## [The task]
Give every line from the entries that contains "теплоснабжения".

Dataset items

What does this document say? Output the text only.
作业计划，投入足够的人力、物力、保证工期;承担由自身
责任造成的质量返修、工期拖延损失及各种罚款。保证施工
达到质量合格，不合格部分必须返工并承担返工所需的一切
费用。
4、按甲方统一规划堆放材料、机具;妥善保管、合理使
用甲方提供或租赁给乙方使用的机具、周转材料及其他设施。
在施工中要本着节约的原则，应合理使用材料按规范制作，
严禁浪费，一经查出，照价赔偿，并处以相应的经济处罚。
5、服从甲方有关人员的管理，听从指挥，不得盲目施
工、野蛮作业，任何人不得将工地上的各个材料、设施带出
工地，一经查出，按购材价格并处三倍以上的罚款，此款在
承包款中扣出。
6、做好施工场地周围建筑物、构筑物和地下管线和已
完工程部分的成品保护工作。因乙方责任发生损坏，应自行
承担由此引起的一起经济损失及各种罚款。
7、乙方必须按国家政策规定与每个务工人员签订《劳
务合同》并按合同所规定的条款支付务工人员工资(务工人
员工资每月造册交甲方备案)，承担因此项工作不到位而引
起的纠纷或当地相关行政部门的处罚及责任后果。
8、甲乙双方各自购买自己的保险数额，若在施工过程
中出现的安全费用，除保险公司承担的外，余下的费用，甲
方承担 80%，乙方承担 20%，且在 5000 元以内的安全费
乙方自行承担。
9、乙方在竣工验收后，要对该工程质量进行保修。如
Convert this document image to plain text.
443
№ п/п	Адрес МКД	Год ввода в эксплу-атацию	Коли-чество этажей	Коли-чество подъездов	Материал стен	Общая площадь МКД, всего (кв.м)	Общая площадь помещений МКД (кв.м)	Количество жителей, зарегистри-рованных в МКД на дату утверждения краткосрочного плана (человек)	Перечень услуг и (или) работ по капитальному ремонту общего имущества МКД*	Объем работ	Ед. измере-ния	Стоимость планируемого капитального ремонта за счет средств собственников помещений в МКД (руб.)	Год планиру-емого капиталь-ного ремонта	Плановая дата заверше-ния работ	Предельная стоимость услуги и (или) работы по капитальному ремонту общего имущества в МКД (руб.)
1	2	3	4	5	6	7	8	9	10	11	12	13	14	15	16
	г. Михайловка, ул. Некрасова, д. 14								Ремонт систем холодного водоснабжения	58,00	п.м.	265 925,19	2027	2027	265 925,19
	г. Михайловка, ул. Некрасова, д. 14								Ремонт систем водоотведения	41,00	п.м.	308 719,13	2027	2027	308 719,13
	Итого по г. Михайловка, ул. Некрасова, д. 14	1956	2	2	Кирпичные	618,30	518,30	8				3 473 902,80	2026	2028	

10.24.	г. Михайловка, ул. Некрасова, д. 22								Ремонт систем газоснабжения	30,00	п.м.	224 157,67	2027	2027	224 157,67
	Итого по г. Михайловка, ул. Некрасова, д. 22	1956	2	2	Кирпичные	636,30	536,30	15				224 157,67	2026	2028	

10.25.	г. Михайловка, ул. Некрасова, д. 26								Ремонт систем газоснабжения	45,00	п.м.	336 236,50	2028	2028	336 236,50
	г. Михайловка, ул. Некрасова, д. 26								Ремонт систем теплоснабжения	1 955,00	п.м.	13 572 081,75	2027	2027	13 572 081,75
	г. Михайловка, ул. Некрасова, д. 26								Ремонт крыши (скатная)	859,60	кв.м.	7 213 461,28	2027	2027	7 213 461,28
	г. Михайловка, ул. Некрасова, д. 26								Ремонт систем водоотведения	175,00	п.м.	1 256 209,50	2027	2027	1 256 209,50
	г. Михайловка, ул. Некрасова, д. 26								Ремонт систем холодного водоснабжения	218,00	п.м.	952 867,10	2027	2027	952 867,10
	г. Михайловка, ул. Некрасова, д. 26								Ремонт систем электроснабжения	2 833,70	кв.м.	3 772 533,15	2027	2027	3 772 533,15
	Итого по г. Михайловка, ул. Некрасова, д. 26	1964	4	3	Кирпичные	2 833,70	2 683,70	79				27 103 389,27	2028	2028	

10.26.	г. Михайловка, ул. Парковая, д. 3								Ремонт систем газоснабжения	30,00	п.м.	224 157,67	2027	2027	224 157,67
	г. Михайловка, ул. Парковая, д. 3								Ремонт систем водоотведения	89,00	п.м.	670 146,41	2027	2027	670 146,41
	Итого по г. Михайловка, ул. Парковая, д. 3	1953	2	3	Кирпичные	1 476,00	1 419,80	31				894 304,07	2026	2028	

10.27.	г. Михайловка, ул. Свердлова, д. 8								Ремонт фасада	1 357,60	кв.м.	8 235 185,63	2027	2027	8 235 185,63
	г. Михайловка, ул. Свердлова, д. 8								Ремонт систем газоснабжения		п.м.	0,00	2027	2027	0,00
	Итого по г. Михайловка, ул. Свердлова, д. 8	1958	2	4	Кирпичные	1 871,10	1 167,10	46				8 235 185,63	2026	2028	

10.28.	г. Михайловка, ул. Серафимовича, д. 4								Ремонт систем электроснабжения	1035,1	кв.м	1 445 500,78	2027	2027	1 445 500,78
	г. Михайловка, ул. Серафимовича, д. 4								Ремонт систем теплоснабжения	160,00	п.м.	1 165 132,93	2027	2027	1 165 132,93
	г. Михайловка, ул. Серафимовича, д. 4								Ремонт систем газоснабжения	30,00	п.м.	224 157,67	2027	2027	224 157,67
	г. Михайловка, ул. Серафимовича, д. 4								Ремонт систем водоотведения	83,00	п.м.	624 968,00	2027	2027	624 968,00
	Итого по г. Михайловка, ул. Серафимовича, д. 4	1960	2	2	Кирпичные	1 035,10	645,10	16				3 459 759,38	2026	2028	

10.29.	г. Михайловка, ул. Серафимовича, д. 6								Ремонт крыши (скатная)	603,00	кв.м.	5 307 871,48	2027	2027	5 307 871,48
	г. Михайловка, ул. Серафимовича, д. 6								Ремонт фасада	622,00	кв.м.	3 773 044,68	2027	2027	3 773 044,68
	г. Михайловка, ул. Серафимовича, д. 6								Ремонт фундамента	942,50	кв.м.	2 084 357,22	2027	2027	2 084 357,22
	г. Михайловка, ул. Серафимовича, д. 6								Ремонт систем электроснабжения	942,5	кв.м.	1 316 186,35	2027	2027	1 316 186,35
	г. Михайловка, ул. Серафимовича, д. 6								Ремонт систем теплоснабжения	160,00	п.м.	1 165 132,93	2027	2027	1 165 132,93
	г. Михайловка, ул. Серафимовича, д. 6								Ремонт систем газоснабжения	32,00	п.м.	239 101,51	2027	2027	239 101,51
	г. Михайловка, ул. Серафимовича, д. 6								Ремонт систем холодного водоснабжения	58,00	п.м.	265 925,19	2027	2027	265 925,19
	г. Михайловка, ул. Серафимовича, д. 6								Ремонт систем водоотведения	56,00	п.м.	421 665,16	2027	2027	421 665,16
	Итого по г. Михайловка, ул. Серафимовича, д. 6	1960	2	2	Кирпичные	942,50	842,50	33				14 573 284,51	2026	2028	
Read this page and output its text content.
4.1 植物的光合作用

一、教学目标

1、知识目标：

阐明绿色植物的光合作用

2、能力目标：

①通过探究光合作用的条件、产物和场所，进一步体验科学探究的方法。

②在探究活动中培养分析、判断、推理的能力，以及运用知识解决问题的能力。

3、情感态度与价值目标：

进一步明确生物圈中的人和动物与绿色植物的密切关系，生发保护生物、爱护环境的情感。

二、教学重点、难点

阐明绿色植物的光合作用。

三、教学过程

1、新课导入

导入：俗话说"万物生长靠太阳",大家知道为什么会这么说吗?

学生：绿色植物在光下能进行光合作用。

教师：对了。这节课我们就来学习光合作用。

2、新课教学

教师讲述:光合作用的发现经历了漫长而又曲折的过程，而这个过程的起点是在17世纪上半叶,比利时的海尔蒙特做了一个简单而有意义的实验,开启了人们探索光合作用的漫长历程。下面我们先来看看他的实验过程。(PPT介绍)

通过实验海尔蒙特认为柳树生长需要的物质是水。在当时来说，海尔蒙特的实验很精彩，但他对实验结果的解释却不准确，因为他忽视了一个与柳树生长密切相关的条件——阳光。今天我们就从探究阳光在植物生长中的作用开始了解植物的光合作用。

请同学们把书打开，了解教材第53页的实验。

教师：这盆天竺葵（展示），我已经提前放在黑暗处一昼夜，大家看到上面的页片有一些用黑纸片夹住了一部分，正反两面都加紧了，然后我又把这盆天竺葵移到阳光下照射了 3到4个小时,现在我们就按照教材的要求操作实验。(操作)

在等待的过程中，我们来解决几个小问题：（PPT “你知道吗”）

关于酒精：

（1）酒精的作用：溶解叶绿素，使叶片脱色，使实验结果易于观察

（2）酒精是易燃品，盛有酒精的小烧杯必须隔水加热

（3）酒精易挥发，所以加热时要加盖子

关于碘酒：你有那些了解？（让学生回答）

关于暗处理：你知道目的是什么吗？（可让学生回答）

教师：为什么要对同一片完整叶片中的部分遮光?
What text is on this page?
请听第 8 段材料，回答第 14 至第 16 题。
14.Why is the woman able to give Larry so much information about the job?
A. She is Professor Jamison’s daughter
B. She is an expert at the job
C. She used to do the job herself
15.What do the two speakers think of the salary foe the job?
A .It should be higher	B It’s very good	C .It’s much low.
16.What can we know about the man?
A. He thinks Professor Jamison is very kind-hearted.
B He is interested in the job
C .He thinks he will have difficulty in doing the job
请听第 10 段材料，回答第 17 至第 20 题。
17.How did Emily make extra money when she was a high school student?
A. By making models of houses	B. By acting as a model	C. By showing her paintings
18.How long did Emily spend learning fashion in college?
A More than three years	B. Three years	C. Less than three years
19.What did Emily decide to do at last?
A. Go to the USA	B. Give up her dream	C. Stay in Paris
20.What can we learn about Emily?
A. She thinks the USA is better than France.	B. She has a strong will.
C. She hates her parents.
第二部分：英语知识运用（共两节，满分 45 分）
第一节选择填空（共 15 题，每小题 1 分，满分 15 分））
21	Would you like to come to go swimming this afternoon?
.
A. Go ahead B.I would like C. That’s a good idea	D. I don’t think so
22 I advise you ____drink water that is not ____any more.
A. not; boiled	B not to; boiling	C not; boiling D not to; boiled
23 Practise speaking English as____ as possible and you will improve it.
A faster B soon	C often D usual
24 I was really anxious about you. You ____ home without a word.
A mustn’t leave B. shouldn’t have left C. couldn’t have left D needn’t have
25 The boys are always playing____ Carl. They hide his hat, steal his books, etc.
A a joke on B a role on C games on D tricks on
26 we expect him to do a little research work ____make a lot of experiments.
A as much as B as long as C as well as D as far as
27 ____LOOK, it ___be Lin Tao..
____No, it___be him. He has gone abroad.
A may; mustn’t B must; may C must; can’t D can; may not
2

## [Output of the exercise]
	г. Михайловка, ул. Некрасова, д. 26								Ремонт систем теплоснабжения	1 955,00	п.м.	13 572 081,75	2027	2027	13 572 081,75
	г. Михайловка, ул. Серафимовича, д. 4								Ремонт систем теплоснабжения	160,00	п.м.	1 165 132,93	2027	2027	1 165 132,93
	г. Михайловка, ул. Серафимовича, д. 6								Ремонт систем теплоснабжения	160,00	п.м.	1 165 132,93	2027	2027	1 165 132,93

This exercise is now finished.